[Texto de lectura]
¡El negocio de la belleza en Colombia está facturando un billete largo!
La industria de los cosméticos y el aseo en Colombia la están moviendo toda. El mito de que la gente prefiere dejar de comer antes que dejar de echarse su arreglito resultó ser más real que nunca. Resulta que este sector ya se consolidó como un monstruo que mueve la bobadita de USD 6.800 millones, demostrando que a los colombianos nos encanta andar bien arreglados, oliendo a rico y con el “flow” bien arriba, sin importar el estrato ni el presupuesto.
El empuje de este negocio no es pura carreta ni ganas de hablar paja. Los duros de la Cámara de la Industria Cosmética y de Aseo de la ANDI sacaron pecho al mostrar que el mercado nacional no solo se mantiene firme, sino que está mandando la parada con fuerza en el exterior. Las exportaciones de productos colombianos —como labiales, champús con ingredientes naturales y cremas corporales— vienen creciendo a paso firme, demostrando que la berraquera y el talento de las empresas locales tienen con qué competirle a las grandes marcas gringas y europeas.
La clave de este timonazo y del éxito rotundo está en que las empresas se pusieron las pilas y se sintonizaron con lo que pide la gente. Ahora el bum son los productos con ingredientes del agro colombiano, como el aguacate, el café y el aloe vera. Además, el mercado ya no es solo para las mujeres; los hombres también se montaron en el bus del autocuidado y están gastando parejo en barbería, lociones y cremas para la barba. Esto ha hecho que las micro, pequeñas y medianas empresas (MiPymes) locales se estén multiplicando como arroz, generando miles de empleos directos, especialmente para mujeres cabeza de hogar que son las que más le meten la ficha a la producción y la venta directa.
[/Texto de lectura]
[Material proporcionado]
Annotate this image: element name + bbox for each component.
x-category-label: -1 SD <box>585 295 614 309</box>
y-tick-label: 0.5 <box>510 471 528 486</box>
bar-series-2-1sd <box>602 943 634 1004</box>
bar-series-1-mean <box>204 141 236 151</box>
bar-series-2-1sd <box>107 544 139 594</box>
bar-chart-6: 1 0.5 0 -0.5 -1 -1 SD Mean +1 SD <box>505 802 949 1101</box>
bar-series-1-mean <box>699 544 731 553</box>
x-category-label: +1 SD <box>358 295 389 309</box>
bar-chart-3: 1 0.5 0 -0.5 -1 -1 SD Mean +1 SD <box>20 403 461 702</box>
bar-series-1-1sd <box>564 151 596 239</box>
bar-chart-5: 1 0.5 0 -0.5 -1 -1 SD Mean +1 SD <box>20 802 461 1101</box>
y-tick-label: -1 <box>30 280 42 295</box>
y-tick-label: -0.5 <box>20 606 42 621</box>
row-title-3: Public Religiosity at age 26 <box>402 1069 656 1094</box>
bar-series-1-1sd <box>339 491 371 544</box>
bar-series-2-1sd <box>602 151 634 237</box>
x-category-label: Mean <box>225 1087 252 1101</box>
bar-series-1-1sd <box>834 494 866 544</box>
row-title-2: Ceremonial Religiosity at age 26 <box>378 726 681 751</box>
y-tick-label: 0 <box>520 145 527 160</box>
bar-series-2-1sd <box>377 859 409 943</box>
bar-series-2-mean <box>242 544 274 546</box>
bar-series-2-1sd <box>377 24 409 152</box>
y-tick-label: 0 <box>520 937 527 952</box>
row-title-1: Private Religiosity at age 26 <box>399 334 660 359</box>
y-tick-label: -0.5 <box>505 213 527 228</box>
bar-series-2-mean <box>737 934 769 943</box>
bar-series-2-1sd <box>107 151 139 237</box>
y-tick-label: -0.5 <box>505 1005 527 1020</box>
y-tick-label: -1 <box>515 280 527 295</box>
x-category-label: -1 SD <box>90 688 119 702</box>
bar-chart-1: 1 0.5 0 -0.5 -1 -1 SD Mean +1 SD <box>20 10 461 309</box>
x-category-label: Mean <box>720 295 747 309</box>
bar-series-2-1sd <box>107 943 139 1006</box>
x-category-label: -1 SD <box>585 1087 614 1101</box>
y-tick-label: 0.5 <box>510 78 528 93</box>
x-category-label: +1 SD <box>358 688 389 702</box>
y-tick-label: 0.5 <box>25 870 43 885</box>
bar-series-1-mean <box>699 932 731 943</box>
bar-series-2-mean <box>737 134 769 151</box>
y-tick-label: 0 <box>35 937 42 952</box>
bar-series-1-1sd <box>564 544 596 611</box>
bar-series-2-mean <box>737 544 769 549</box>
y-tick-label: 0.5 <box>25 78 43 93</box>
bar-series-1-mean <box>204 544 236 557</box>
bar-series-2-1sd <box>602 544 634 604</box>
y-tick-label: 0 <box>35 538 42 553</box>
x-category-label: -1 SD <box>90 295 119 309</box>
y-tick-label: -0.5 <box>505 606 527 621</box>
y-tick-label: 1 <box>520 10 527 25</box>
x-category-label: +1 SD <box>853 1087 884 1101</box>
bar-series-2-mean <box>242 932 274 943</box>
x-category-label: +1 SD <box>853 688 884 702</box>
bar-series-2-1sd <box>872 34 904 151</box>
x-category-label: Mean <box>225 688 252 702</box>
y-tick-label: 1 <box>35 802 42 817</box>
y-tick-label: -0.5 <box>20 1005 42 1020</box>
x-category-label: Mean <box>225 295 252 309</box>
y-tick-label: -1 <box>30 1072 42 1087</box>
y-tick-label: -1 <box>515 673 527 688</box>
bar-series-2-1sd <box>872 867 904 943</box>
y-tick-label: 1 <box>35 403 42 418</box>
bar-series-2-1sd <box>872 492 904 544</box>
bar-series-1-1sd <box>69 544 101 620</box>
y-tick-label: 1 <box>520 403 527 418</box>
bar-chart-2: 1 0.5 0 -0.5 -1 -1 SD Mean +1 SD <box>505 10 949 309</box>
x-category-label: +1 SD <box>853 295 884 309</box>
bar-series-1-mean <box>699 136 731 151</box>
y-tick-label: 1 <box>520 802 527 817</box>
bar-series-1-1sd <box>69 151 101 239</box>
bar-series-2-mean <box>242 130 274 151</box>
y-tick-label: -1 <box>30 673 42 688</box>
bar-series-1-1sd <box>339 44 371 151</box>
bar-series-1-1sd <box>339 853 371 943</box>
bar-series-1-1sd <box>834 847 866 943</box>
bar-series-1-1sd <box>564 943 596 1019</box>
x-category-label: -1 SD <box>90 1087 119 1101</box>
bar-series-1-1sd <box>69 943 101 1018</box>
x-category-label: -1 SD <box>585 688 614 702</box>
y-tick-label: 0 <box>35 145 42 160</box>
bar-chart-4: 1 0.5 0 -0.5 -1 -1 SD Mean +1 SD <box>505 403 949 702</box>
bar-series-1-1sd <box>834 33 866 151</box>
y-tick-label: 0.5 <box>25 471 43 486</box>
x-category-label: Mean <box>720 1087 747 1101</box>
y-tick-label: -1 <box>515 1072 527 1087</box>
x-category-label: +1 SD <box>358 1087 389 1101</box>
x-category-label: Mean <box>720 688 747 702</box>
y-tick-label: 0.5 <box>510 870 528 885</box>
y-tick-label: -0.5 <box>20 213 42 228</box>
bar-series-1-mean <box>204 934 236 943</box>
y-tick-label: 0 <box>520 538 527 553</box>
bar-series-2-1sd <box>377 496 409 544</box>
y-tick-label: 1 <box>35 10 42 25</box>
[/Material proporcionado]
### Tarea 1
Según el texto sobre el negocio de la belleza en Colombia, ¿cuánto dinero mueve el sector de los cosméticos y el aseo?
### Tarea 2
Escribe la continuación del texto sobre el negocio de la belleza en Colombia a partir de su última oración.
El listado no tiene relación con el texto.

### Resultado 1
USD 6.800 millones.

### Resultado 2
Pero ojo, que el asunto va más allá de la vanidad; este sector se ha convertido en un salvavidas clave para el comercio del país, porque hala muchísimo empleo indirecto. Desde la señora que vende por catálogo en el barrio y se gana sus buenos pesos extra, hasta los salones de belleza y las grandes cadenas de droguerías, todos terminan ganando con este negocio. El consumo final de este tipo de productos en los hogares colombianos registró un impulso tan sólido que terminó empujando las cifras del comercio general hacia arriba, dándole un respiro tenaz a la economía nacional en lo que va del año.
Al final del día, lo que queda claro es que la industria de la belleza en Colombia no tiene pelos en la lengua para decir que está en su mejor momento. Con la innovación verde, el apoyo a los productores locales de materias primas y un mercado que no deja de consumir, este negocio promete seguir dando de qué hablar y, sobre todo, seguir facturando grueso. Así que la próxima vez que se eche su buena colonia o se aplique el bloqueador para salir a la calle, siéntase orgulloso, porque con eso le está dando un empujón berraco a la economía de nuestro país.